--- EXCERPTED TEXT ---
§

True. For your kind of usage, I too think (and recommend) you should stick with ZFS.
On Thu, Jul 14, 2011 at 7:23 PM, Pasi Kärkkäinen pasik@iki.fi wrote:
On Wed, Jul 13, 2011 at 11:32:14PM -0700, John R Pierce wrote:
I've been asked for ideas on building a rather large archival storage system for inhouse use, on the order of 100-400TB. Probably using CentOS 6. The existing system this would replace is using Solaris 10 and ZFS, but I want to explore using Linux instead.
We have our own tomcat based archiving software that would run on this storage server, along with NFS client and server. Its a write once, read almost never kind of application, storing compressed batches of archive files for a year or two. 400TB written over 2 years translates to about 200TB/year or about 7MB/second average write speed. The very rare and occasional read accesses are done by batches where a client makes a webservice call to get a specific set of files, then they are pushed as a batch to staging storage where the user can then browse them, this can take minutes without any problems.

§

--- GIVEN INSTRUCTION A ---
Answer these questions from the mailing-list excerpt:
(i) What operating system and filesystem does the existing archival system use?
(ii) What average write speed does the planned volume translate to?
(iii) What does the opening reply recommend sticking with?
--- GIVEN INSTRUCTION B ---
Please reproduce word for word the part of the mailing-list excerpt that begins at the words "We have our" and stops after "without any problems.".

§

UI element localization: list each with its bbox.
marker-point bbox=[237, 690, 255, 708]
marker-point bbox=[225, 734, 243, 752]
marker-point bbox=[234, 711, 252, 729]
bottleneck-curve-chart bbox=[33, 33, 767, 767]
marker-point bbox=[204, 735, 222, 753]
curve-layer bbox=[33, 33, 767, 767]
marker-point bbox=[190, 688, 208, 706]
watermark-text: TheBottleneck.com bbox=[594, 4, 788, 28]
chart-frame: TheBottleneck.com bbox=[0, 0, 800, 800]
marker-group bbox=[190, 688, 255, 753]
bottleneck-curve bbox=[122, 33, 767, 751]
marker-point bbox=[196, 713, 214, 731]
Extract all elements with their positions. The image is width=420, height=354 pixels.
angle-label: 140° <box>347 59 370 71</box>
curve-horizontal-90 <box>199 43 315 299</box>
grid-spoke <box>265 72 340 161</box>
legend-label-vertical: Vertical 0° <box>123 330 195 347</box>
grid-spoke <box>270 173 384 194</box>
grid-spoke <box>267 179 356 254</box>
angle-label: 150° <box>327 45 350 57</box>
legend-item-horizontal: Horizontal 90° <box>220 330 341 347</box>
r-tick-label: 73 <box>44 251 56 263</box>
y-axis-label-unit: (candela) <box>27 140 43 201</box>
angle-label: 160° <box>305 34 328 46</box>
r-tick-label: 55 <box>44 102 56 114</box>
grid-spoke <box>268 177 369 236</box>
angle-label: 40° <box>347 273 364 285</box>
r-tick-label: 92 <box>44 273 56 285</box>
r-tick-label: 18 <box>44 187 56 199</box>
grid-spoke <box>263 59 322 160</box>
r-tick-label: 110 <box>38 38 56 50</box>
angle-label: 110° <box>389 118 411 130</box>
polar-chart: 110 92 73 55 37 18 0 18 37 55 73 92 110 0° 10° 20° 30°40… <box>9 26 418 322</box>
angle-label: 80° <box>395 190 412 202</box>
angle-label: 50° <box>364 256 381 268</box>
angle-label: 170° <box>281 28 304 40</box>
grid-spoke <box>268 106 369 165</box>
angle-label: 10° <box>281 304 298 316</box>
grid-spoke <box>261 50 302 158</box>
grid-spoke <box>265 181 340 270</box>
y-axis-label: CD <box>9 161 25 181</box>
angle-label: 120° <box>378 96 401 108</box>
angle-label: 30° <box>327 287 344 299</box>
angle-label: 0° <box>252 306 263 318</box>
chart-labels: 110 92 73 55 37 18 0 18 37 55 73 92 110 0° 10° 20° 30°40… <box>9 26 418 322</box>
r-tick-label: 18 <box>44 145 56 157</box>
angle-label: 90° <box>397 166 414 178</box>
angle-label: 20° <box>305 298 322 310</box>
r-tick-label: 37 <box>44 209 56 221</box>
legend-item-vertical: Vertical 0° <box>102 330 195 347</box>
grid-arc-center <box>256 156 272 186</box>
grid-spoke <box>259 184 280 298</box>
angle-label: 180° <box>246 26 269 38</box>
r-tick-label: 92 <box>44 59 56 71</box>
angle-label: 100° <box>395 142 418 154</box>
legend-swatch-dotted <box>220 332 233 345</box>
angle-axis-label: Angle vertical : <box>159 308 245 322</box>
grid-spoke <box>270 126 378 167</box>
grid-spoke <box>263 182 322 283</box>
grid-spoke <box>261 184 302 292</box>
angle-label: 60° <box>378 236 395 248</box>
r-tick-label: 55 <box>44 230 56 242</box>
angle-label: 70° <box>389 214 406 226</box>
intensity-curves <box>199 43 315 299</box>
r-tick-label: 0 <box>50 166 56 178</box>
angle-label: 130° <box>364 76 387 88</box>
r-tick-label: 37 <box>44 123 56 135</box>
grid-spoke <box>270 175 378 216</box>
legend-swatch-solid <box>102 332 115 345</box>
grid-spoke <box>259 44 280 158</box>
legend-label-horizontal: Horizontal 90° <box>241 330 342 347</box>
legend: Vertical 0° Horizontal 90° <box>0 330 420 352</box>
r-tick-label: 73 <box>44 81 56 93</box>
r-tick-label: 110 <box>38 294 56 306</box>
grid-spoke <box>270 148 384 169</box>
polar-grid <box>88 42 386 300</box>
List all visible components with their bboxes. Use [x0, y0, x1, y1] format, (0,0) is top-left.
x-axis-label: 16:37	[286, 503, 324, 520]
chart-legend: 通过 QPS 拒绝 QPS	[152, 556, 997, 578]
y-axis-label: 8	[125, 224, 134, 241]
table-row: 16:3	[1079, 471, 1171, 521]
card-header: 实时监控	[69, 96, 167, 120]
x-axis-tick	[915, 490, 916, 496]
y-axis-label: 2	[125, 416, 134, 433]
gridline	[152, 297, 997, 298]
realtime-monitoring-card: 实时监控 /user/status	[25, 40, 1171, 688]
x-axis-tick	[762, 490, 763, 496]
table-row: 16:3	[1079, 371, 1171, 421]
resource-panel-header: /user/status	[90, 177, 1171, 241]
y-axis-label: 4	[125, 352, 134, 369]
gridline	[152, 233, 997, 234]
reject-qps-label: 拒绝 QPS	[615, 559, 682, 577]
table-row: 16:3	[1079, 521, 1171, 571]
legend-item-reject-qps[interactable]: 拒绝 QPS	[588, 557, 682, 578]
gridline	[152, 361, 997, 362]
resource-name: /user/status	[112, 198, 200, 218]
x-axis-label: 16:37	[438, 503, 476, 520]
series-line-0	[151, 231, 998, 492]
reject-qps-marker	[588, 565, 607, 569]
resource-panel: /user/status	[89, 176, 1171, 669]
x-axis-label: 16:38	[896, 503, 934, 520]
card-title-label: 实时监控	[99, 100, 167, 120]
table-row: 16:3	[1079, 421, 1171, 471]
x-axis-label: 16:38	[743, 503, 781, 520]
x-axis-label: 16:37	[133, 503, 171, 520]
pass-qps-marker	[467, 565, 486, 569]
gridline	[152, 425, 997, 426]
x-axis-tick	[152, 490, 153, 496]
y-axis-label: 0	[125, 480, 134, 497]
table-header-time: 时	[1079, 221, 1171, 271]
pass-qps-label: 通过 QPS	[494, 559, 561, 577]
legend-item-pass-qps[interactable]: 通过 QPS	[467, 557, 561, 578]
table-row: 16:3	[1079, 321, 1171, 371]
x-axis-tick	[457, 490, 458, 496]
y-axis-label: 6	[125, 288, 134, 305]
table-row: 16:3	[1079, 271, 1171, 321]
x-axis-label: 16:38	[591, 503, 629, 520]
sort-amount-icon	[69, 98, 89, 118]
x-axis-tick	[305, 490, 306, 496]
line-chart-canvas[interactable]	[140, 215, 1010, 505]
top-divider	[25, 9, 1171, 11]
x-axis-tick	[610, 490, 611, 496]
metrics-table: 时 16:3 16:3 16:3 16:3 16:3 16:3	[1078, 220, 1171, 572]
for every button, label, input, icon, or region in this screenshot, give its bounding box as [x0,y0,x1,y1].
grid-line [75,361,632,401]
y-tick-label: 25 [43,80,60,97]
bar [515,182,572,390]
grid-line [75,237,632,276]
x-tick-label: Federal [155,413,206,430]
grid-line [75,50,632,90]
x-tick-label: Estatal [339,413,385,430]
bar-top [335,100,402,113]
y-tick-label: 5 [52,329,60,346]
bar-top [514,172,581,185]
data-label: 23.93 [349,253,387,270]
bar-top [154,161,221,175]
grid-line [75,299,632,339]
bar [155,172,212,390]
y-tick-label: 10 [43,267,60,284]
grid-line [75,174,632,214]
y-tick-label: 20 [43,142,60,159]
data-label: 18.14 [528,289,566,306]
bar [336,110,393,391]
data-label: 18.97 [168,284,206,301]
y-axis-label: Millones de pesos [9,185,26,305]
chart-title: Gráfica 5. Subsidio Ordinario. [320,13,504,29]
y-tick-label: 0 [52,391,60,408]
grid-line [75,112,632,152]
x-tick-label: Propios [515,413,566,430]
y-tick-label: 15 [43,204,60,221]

§

--- CORRECT RESPONSE A ---
(i) Solaris 10 and ZFS
(ii) About 7MB/second
(iii) ZFS

--- CORRECT RESPONSE B ---
We have our own tomcat based archiving software that would run on this storage server, along with NFS client and server. Its a write once, read almost never kind of application, storing compressed batches of archive files for a year or two. 400TB written over 2 years translates to about 200TB/year or about 7MB/second average write speed. The very rare and occasional read accesses are done by batches where a client makes a webservice call to get a specific set of files, then they are pushed as a batch to staging storage where the user can then browse them, this can take minutes without any problems.